Pictures aside, repeat every entry exactly.

(Provided records):
※
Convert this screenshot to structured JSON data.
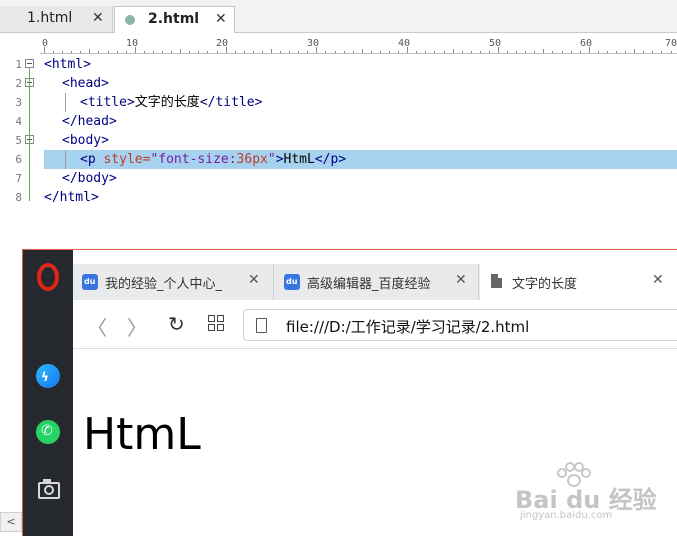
{
  "editor": {
    "tabs": [
      {
        "label": "1.html",
        "close": "✕"
      },
      {
        "label": "2.html",
        "close": "✕"
      }
    ],
    "ruler_numbers": [
      "0",
      "10",
      "20",
      "30",
      "40",
      "50",
      "60",
      "70"
    ],
    "line_numbers": [
      "1",
      "2",
      "3",
      "4",
      "5",
      "6",
      "7",
      "8"
    ],
    "lines": [
      {
        "tag": "<html>"
      },
      {
        "tag": "<head>"
      },
      {
        "tag_open": "<title>",
        "text": "文字的长度",
        "tag_close": "</title>"
      },
      {
        "tag": "</head>"
      },
      {
        "tag": "<body>"
      },
      {
        "tag_open": "<p ",
        "attr": "style=",
        "str_a": "\"font-size:",
        "str_num": "36px",
        "str_b": "\"",
        "tag_mid": ">",
        "text": "HtmL",
        "tag_close": "</p>"
      },
      {
        "tag": "</body>"
      },
      {
        "tag": "</html>"
      }
    ],
    "scroll_left": "<"
  },
  "browser": {
    "tabs": [
      {
        "title": "我的经验_个人中心_",
        "close": "✕"
      },
      {
        "title": "高级编辑器_百度经验",
        "close": "✕"
      },
      {
        "title": "文字的长度",
        "close": "✕"
      }
    ],
    "nav": {
      "back": "〈",
      "forward": "〉",
      "reload": "↻"
    },
    "url": "file:///D:/工作记录/学习记录/2.html",
    "page_text": "HtmL"
  },
  "watermark": {
    "brand": "Bai du 经验",
    "sub": "jingyan.baidu.com"
  }
}
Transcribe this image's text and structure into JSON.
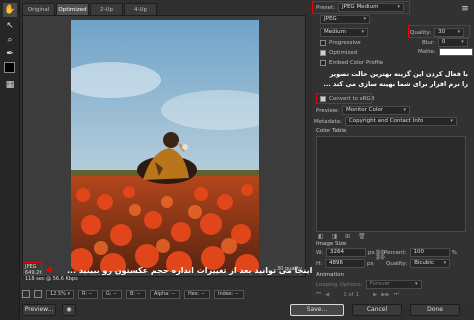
※
(Completed exercise):
Convert this screenshot to structured JSON data.
{
  "editor": {
    "tabs": [
      {
        "label": "1.html",
        "close": "✕"
      },
      {
        "label": "2.html",
        "close": "✕"
      }
    ],
    "ruler_numbers": [
      "0",
      "10",
      "20",
      "30",
      "40",
      "50",
      "60",
      "70"
    ],
    "line_numbers": [
      "1",
      "2",
      "3",
      "4",
      "5",
      "6",
      "7",
      "8"
    ],
    "lines": [
      {
        "tag": "<html>"
      },
      {
        "tag": "<head>"
      },
      {
        "tag_open": "<title>",
        "text": "文字的长度",
        "tag_close": "</title>"
      },
      {
        "tag": "</head>"
      },
      {
        "tag": "<body>"
      },
      {
        "tag_open": "<p ",
        "attr": "style=",
        "str_a": "\"font-size:",
        "str_num": "36px",
        "str_b": "\"",
        "tag_mid": ">",
        "text": "HtmL",
        "tag_close": "</p>"
      },
      {
        "tag": "</body>"
      },
      {
        "tag": "</html>"
      }
    ],
    "scroll_left": "<"
  },
  "browser": {
    "tabs": [
      {
        "title": "我的经验_个人中心_",
        "close": "✕"
      },
      {
        "title": "高级编辑器_百度经验",
        "close": "✕"
      },
      {
        "title": "文字的长度",
        "close": "✕"
      }
    ],
    "nav": {
      "back": "〈",
      "forward": "〉",
      "reload": "↻"
    },
    "url": "file:///D:/工作记录/学习记录/2.html",
    "page_text": "HtmL"
  },
  "watermark": {
    "brand": "Bai du 经验",
    "sub": "jingyan.baidu.com"
  }
}
Transcribe this image's text and structure into JSON.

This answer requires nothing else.